(Data shown):
== == ==

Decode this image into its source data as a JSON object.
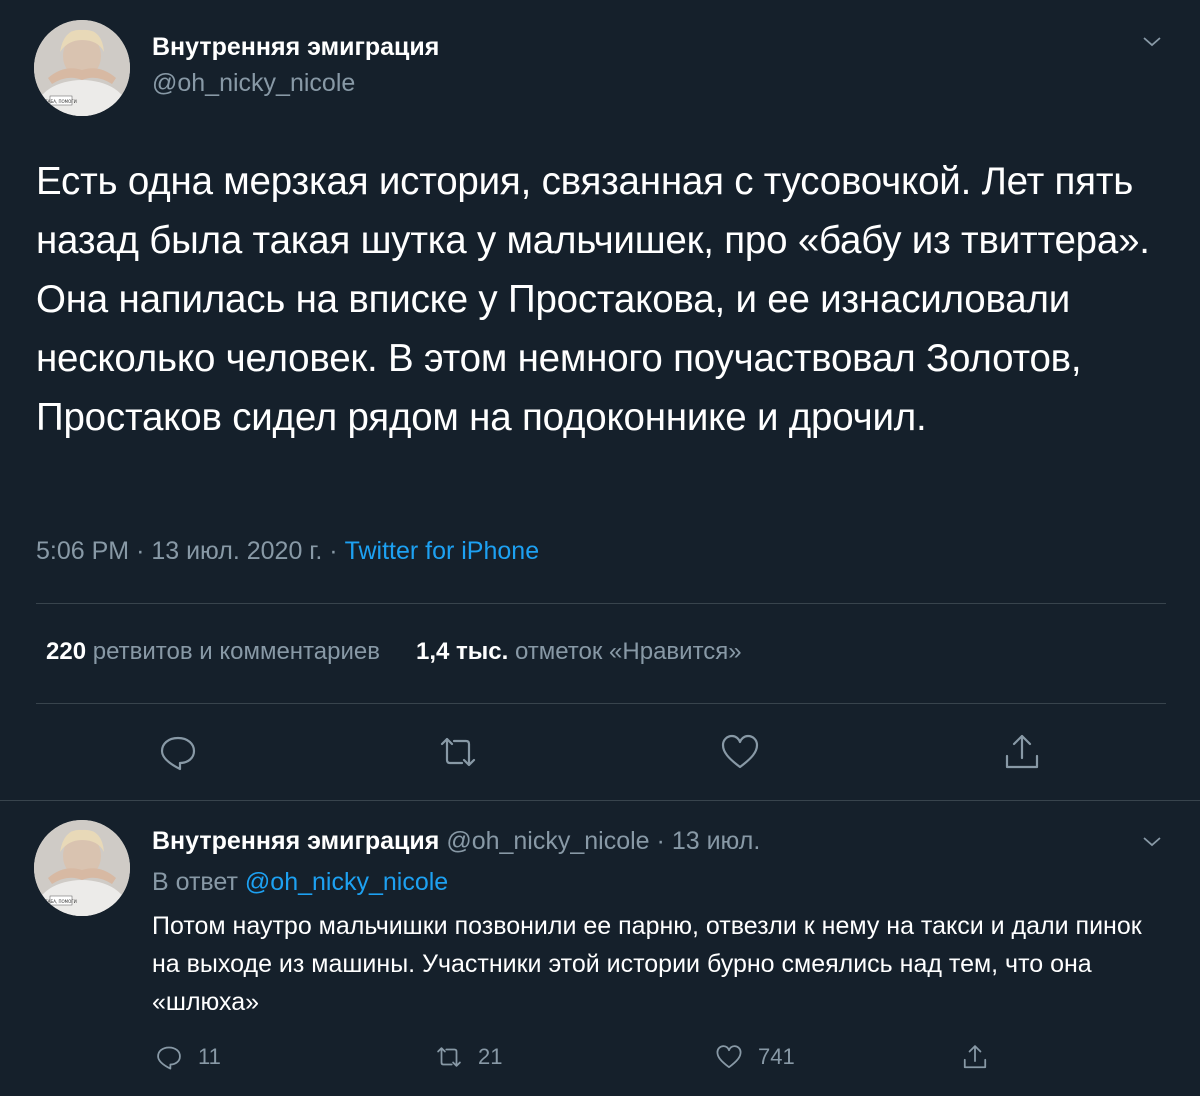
{
  "main_tweet": {
    "author_name": "Внутренняя эмиграция",
    "author_handle": "@oh_nicky_nicole",
    "text": "Есть одна мерзкая история, связанная с тусовочкой. Лет пять назад была такая шутка у мальчишек, про «бабу из твиттера». Она напилась на вписке у Простакова, и ее изнасиловали несколько человек. В этом немного поучаствовал Золотов, Простаков сидел рядом на подоконнике и дрочил.",
    "time": "5:06 PM",
    "date": "13 июл. 2020 г.",
    "separator": "·",
    "source": "Twitter for iPhone",
    "retweets_count": "220",
    "retweets_label": "ретвитов и комментариев",
    "likes_count": "1,4 тыс.",
    "likes_label": "отметок «Нравится»",
    "avatar_shirt_text": "ГАБА, ПОМОГИ"
  },
  "reply_tweet": {
    "author_name": "Внутренняя эмиграция",
    "author_handle": "@oh_nicky_nicole",
    "separator": "·",
    "date": "13 июл.",
    "reply_to_label": "В ответ",
    "reply_to_mention": "@oh_nicky_nicole",
    "text": "Потом наутро мальчишки позвонили ее парню, отвезли к нему на такси и дали пинок на выходе из машины. Участники этой истории бурно смеялись над тем, что она «шлюха»",
    "reply_count": "11",
    "retweet_count": "21",
    "like_count": "741",
    "avatar_shirt_text": "ГАБА, ПОМОГИ"
  },
  "icons": {
    "reply": "reply-icon",
    "retweet": "retweet-icon",
    "like": "heart-icon",
    "share": "share-icon",
    "caret": "chevron-down-icon"
  },
  "colors": {
    "background": "#15202b",
    "text": "#ffffff",
    "secondary": "#8899a6",
    "accent": "#1da1f2",
    "border": "#38444d"
  }
}
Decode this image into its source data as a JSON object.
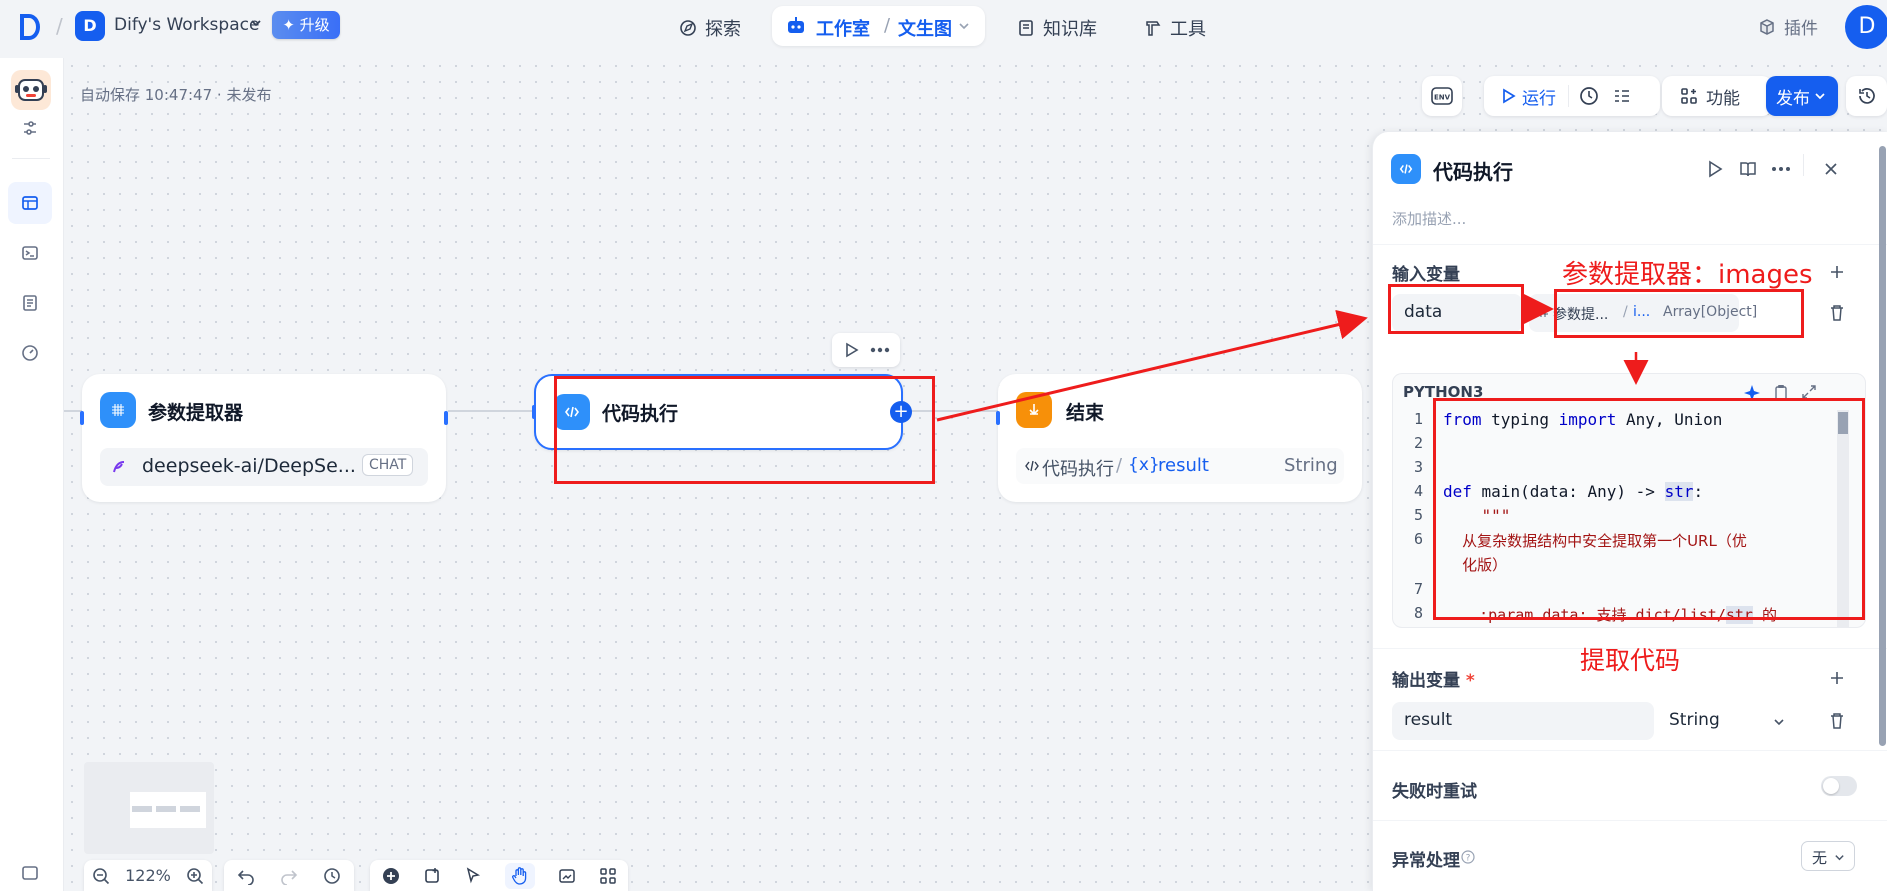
{
  "topbar": {
    "workspace_initial": "D",
    "workspace_name": "Dify's Workspace",
    "upgrade_label": "✦ 升级",
    "nav": {
      "explore": "探索",
      "studio": "工作室",
      "studio_sep": "/",
      "current_app": "文生图",
      "knowledge": "知识库",
      "tools": "工具"
    },
    "plugins": "插件",
    "avatar_initial": "D"
  },
  "canvas": {
    "autosave": "自动保存 10:47:47 · 未发布",
    "toolbar": {
      "env": "ENV",
      "run": "运行",
      "features": "功能",
      "publish": "发布"
    },
    "zoom": "122%"
  },
  "nodes": {
    "param_extractor": {
      "title": "参数提取器",
      "model": "deepseek-ai/DeepSe...",
      "badge": "CHAT"
    },
    "code": {
      "title": "代码执行"
    },
    "end": {
      "title": "结束",
      "var_source": "代码执行",
      "var_sep": "/",
      "var_name": "result",
      "var_type": "String"
    }
  },
  "panel": {
    "title": "代码执行",
    "description_placeholder": "添加描述...",
    "input_vars_label": "输入变量",
    "input_var_name": "data",
    "input_var_source": "参数提...",
    "input_var_sep": "/",
    "input_var_field": "i...",
    "input_var_type": "Array[Object]",
    "language": "PYTHON3",
    "code_lines": [
      "1",
      "2",
      "3",
      "4",
      "5",
      "6",
      "7",
      "8"
    ],
    "code": {
      "l1_a": "from",
      "l1_b": " typing ",
      "l1_c": "import",
      "l1_d": " Any, Union",
      "l4_a": "def",
      "l4_b": " main(data: Any) -> ",
      "l4_c": "str",
      "l4_d": ":",
      "l5": "    \"\"\"",
      "l6a": "    从复杂数据结构中安全提取第一个URL（优",
      "l6b": "    化版）",
      "l8_a": "    :param data: 支持 dict/list/",
      "l8_b": "str",
      "l8_c": " 的"
    },
    "output_vars_label": "输出变量",
    "output_required": "*",
    "output_var_name": "result",
    "output_var_type": "String",
    "retry_label": "失败时重试",
    "error_label": "异常处理",
    "error_value": "无"
  },
  "annotations": {
    "extractor_label": "参数提取器：images",
    "code_label": "提取代码"
  },
  "colors": {
    "primary": "#155eef",
    "annotation_red": "#ee1c1c",
    "extractor_blue": "#2e90fa",
    "end_orange": "#f79009"
  }
}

== == ==

(What needs to be done): Output every entry exactly as given; pictures are not part of the copy.

(Reply to the exercise):
Decode this image into its source data as a JSON object.
{
  "main_tweet": {
    "author_name": "Внутренняя эмиграция",
    "author_handle": "@oh_nicky_nicole",
    "text": "Есть одна мерзкая история, связанная с тусовочкой. Лет пять назад была такая шутка у мальчишек, про «бабу из твиттера». Она напилась на вписке у Простакова, и ее изнасиловали несколько человек. В этом немного поучаствовал Золотов, Простаков сидел рядом на подоконнике и дрочил.",
    "time": "5:06 PM",
    "date": "13 июл. 2020 г.",
    "separator": "·",
    "source": "Twitter for iPhone",
    "retweets_count": "220",
    "retweets_label": "ретвитов и комментариев",
    "likes_count": "1,4 тыс.",
    "likes_label": "отметок «Нравится»",
    "avatar_shirt_text": "ГАБА, ПОМОГИ"
  },
  "reply_tweet": {
    "author_name": "Внутренняя эмиграция",
    "author_handle": "@oh_nicky_nicole",
    "separator": "·",
    "date": "13 июл.",
    "reply_to_label": "В ответ",
    "reply_to_mention": "@oh_nicky_nicole",
    "text": "Потом наутро мальчишки позвонили ее парню, отвезли к нему на такси и дали пинок на выходе из машины. Участники этой истории бурно смеялись над тем, что она «шлюха»",
    "reply_count": "11",
    "retweet_count": "21",
    "like_count": "741",
    "avatar_shirt_text": "ГАБА, ПОМОГИ"
  },
  "icons": {
    "reply": "reply-icon",
    "retweet": "retweet-icon",
    "like": "heart-icon",
    "share": "share-icon",
    "caret": "chevron-down-icon"
  },
  "colors": {
    "background": "#15202b",
    "text": "#ffffff",
    "secondary": "#8899a6",
    "accent": "#1da1f2",
    "border": "#38444d"
  }
}
Decode this image into its source data as a JSON object.
{
  "topbar": {
    "workspace_initial": "D",
    "workspace_name": "Dify's Workspace",
    "upgrade_label": "✦ 升级",
    "nav": {
      "explore": "探索",
      "studio": "工作室",
      "studio_sep": "/",
      "current_app": "文生图",
      "knowledge": "知识库",
      "tools": "工具"
    },
    "plugins": "插件",
    "avatar_initial": "D"
  },
  "canvas": {
    "autosave": "自动保存 10:47:47 · 未发布",
    "toolbar": {
      "env": "ENV",
      "run": "运行",
      "features": "功能",
      "publish": "发布"
    },
    "zoom": "122%"
  },
  "nodes": {
    "param_extractor": {
      "title": "参数提取器",
      "model": "deepseek-ai/DeepSe...",
      "badge": "CHAT"
    },
    "code": {
      "title": "代码执行"
    },
    "end": {
      "title": "结束",
      "var_source": "代码执行",
      "var_sep": "/",
      "var_name": "result",
      "var_type": "String"
    }
  },
  "panel": {
    "title": "代码执行",
    "description_placeholder": "添加描述...",
    "input_vars_label": "输入变量",
    "input_var_name": "data",
    "input_var_source": "参数提...",
    "input_var_sep": "/",
    "input_var_field": "i...",
    "input_var_type": "Array[Object]",
    "language": "PYTHON3",
    "code_lines": [
      "1",
      "2",
      "3",
      "4",
      "5",
      "6",
      "7",
      "8"
    ],
    "code": {
      "l1_a": "from",
      "l1_b": " typing ",
      "l1_c": "import",
      "l1_d": " Any, Union",
      "l4_a": "def",
      "l4_b": " main(data: Any) -> ",
      "l4_c": "str",
      "l4_d": ":",
      "l5": "    \"\"\"",
      "l6a": "    从复杂数据结构中安全提取第一个URL（优",
      "l6b": "    化版）",
      "l8_a": "    :param data: 支持 dict/list/",
      "l8_b": "str",
      "l8_c": " 的"
    },
    "output_vars_label": "输出变量",
    "output_required": "*",
    "output_var_name": "result",
    "output_var_type": "String",
    "retry_label": "失败时重试",
    "error_label": "异常处理",
    "error_value": "无"
  },
  "annotations": {
    "extractor_label": "参数提取器：images",
    "code_label": "提取代码"
  },
  "colors": {
    "primary": "#155eef",
    "annotation_red": "#ee1c1c",
    "extractor_blue": "#2e90fa",
    "end_orange": "#f79009"
  }
}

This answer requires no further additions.